TASK OBJECTIVE: Please find all lines in the data that hold the string "book" and copy them.

(Dataset rows)
:::::

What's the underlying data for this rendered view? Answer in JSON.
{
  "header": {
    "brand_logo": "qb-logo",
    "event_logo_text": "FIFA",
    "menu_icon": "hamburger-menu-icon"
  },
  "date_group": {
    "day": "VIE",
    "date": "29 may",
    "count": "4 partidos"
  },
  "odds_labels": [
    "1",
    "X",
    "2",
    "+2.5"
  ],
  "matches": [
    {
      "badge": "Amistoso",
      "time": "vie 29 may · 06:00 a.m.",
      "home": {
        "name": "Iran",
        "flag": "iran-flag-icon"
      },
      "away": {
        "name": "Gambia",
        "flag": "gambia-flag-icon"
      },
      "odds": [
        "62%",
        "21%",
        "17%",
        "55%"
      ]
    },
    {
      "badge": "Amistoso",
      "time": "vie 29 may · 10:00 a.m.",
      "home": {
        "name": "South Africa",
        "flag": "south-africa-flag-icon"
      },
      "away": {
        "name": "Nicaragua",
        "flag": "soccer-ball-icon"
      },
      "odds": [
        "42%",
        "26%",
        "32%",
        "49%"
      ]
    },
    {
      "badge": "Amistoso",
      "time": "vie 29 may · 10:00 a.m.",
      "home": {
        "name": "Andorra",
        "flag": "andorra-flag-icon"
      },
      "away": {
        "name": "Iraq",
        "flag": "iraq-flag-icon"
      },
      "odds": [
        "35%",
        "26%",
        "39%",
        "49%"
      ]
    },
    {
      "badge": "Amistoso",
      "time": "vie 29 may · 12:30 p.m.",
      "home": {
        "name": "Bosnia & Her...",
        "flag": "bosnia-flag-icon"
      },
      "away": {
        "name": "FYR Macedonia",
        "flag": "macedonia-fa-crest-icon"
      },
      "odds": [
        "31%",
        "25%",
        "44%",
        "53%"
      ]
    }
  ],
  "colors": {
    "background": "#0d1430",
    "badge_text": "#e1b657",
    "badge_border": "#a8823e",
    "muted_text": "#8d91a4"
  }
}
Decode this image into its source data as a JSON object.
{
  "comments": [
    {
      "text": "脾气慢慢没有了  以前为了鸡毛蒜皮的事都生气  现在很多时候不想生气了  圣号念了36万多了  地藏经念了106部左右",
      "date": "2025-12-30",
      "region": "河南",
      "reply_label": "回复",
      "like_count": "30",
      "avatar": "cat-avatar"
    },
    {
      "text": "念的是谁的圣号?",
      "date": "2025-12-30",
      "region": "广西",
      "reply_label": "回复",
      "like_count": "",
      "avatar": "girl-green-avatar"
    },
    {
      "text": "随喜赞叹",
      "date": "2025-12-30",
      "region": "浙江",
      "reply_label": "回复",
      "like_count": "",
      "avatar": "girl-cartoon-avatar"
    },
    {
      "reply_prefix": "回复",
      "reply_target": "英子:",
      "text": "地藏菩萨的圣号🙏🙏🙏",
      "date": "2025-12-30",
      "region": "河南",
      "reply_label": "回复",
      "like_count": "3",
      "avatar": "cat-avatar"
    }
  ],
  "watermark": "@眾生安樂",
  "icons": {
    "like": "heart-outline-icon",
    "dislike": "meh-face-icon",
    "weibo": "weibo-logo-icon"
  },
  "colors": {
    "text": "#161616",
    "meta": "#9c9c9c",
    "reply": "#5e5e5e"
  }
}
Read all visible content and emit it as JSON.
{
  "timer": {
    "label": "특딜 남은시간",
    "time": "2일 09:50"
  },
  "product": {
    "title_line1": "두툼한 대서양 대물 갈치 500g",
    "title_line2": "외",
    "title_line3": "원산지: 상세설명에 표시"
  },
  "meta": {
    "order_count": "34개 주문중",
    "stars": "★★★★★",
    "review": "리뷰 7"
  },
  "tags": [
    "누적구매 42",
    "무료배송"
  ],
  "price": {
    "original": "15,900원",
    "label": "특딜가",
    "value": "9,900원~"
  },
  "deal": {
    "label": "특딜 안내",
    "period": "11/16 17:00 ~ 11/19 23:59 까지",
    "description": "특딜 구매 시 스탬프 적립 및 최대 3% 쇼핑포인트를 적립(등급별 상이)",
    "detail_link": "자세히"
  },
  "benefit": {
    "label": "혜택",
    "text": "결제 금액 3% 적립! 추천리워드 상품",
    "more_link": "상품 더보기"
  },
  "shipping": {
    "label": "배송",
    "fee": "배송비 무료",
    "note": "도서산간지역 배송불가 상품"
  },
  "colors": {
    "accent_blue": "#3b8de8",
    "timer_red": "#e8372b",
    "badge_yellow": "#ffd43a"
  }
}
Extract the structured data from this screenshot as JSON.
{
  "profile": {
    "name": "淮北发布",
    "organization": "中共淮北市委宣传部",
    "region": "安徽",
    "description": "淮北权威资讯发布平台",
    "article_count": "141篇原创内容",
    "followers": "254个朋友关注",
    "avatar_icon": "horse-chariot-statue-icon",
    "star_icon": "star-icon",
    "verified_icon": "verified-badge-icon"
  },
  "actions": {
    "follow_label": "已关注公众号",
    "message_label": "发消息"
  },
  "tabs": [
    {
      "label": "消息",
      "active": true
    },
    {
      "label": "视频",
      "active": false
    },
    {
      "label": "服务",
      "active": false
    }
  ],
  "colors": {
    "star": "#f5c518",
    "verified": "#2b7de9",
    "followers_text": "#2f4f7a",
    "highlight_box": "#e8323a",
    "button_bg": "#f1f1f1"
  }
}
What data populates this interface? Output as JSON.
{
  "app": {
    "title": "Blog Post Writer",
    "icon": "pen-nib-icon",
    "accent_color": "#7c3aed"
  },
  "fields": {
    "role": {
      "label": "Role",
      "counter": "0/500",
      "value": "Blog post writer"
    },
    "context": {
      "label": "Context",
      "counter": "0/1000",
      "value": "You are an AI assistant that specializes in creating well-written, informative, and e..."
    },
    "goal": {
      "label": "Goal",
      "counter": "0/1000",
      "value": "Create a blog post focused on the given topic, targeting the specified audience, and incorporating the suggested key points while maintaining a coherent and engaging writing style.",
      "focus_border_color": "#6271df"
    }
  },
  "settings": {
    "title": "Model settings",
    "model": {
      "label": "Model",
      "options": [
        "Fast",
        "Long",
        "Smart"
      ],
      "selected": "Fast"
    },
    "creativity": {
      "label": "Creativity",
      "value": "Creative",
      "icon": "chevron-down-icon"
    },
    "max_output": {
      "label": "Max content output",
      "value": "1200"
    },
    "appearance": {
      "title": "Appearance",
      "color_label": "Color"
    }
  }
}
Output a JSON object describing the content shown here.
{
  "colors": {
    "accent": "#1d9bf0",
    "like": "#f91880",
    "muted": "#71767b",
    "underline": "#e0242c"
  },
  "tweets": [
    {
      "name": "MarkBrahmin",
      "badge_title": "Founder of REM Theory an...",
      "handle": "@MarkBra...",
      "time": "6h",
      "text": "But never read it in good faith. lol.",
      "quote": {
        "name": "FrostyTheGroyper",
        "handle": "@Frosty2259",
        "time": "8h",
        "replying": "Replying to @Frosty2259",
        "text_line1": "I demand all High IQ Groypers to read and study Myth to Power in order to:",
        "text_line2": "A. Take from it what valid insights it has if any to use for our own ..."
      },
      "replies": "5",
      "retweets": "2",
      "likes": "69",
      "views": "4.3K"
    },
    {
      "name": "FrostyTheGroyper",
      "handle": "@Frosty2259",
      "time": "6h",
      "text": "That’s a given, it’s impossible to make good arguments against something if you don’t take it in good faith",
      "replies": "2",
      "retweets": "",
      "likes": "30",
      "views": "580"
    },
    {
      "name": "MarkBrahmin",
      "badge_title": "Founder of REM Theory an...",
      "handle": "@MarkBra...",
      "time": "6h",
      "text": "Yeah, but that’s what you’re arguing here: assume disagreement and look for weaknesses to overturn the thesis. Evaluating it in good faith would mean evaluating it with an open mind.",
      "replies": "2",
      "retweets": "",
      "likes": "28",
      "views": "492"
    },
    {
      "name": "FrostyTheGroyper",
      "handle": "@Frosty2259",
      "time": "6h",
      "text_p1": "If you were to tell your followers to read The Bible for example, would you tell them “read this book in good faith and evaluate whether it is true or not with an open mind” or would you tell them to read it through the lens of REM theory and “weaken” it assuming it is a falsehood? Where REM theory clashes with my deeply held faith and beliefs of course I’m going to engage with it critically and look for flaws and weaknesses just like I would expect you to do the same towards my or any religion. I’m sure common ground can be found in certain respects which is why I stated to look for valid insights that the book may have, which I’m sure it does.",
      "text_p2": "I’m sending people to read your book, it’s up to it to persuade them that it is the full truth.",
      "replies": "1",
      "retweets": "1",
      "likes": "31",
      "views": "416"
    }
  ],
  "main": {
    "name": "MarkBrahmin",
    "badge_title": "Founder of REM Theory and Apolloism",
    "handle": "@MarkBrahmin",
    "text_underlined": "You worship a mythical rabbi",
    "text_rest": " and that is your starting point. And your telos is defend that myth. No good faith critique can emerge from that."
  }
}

:::::

SOLUTION:
      "text_p1": "If you were to tell your followers to read The Bible for example, would you tell them “read this book in good faith and evaluate whether it is true or not with an open mind” or would you tell them to read it through the lens of REM theory and “weaken” it assuming it is a falsehood? Where REM theory clashes with my deeply held faith and beliefs of course I’m going to engage with it critically and look for flaws and weaknesses just like I would expect you to do the same towards my or any religion. I’m sure common ground can be found in certain respects which is why I stated to look for valid insights that the book may have, which I’m sure it does.",
      "text_p2": "I’m sending people to read your book, it’s up to it to persuade them that it is the full truth.",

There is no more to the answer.